==== INFORMATION GIVEN
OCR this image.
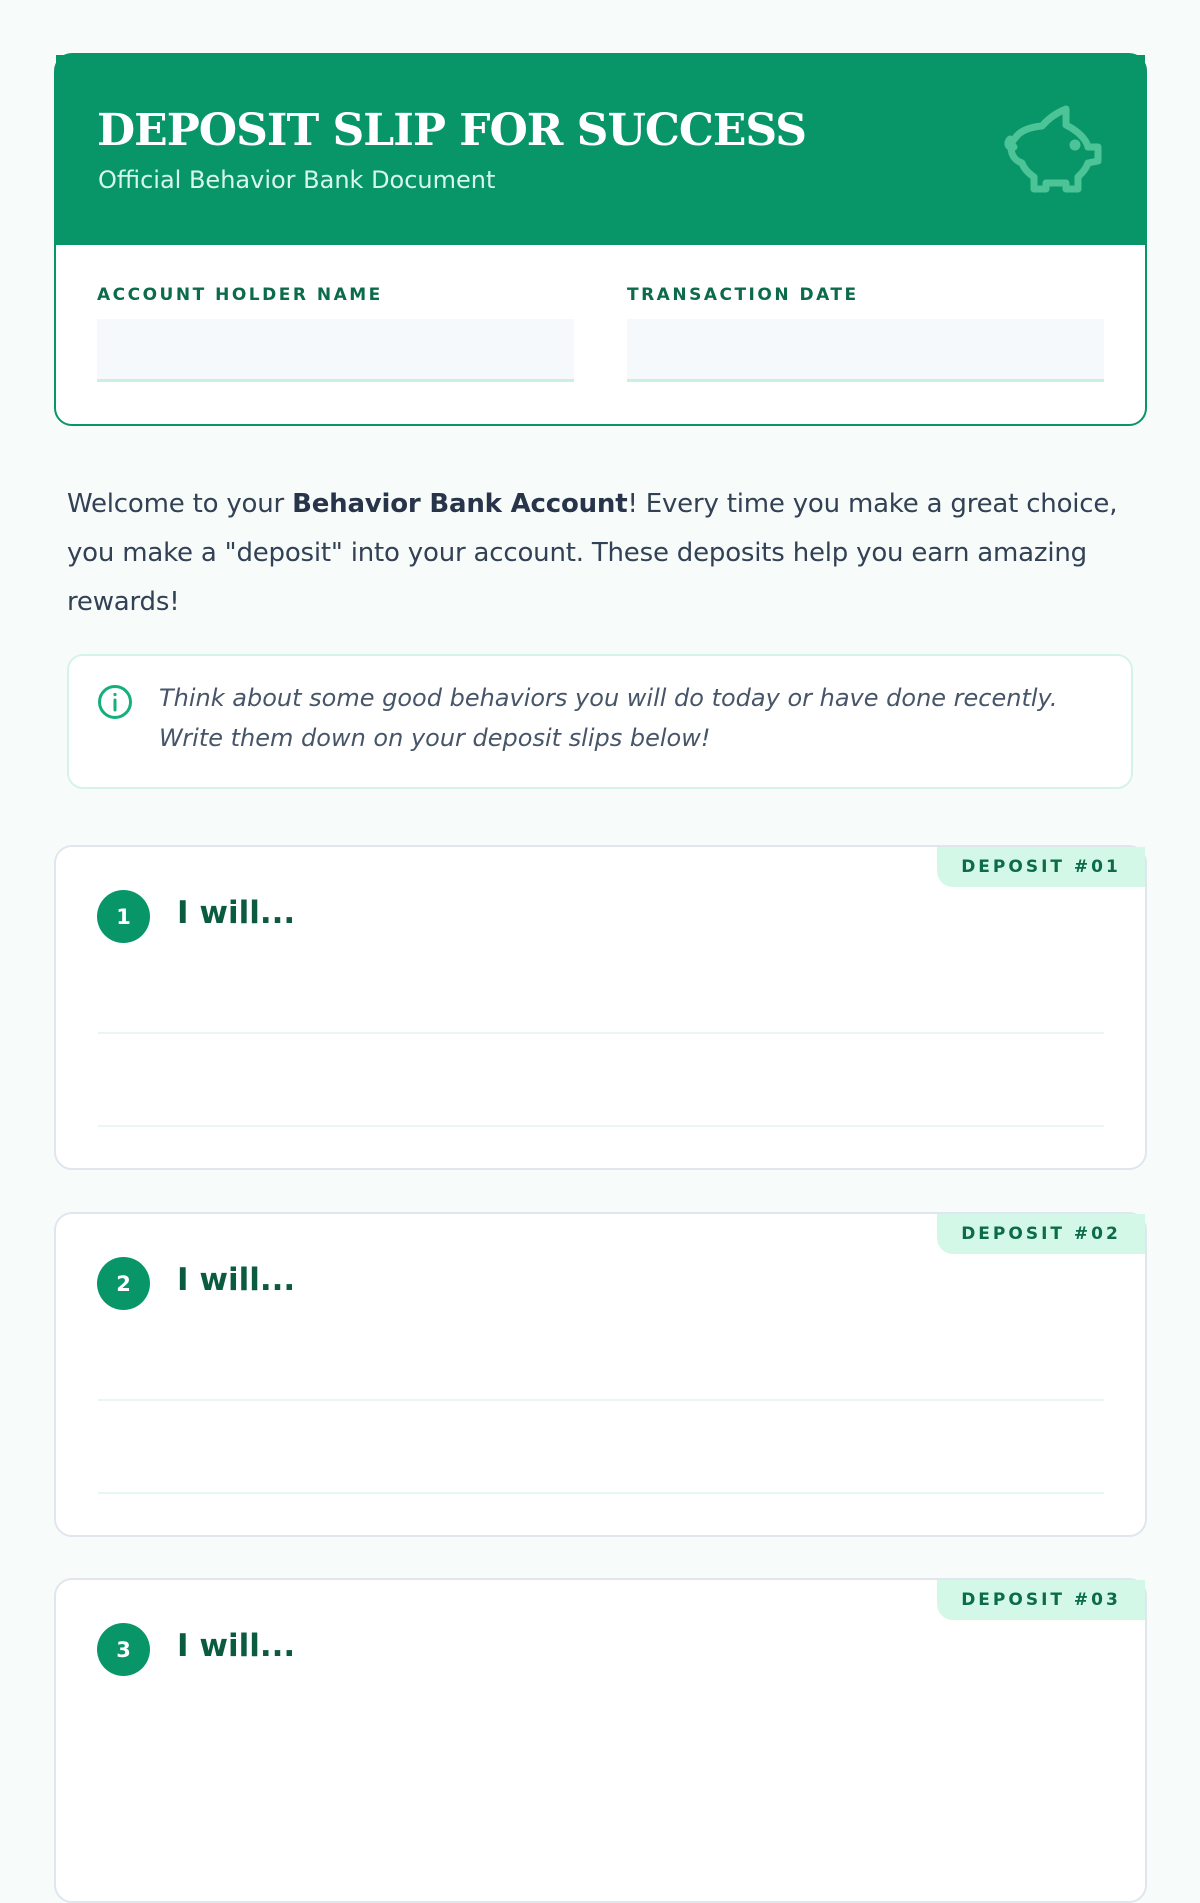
DEPOSIT SLIP FOR SUCCESS
Official Behavior Bank Document
ACCOUNT HOLDER NAME	TRANSACTION DATE

Welcome to your Behavior Bank Account! Every time you make a great choice, you make a "deposit" into your account. These deposits help you earn amazing rewards!

Think about some good behaviors you will do today or have done recently. Write them down on your deposit slips below!

DEPOSIT #01
1	I will...
DEPOSIT #02
2	I will...
DEPOSIT #03
3	I will...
========
STATED EXERCISE
Copy out all the data exactly; skip the pictures.

SOLUTION FOR THIS EXERCISE
OCR this image.
DEPOSIT SLIP FOR SUCCESS
Official Behavior Bank Document
ACCOUNT HOLDER NAME	TRANSACTION DATE

Welcome to your Behavior Bank Account! Every time you make a great choice, you make a "deposit" into your account. These deposits help you earn amazing rewards!

Think about some good behaviors you will do today or have done recently. Write them down on your deposit slips below!

DEPOSIT #01
1	I will...
DEPOSIT #02
2	I will...
DEPOSIT #03
3	I will...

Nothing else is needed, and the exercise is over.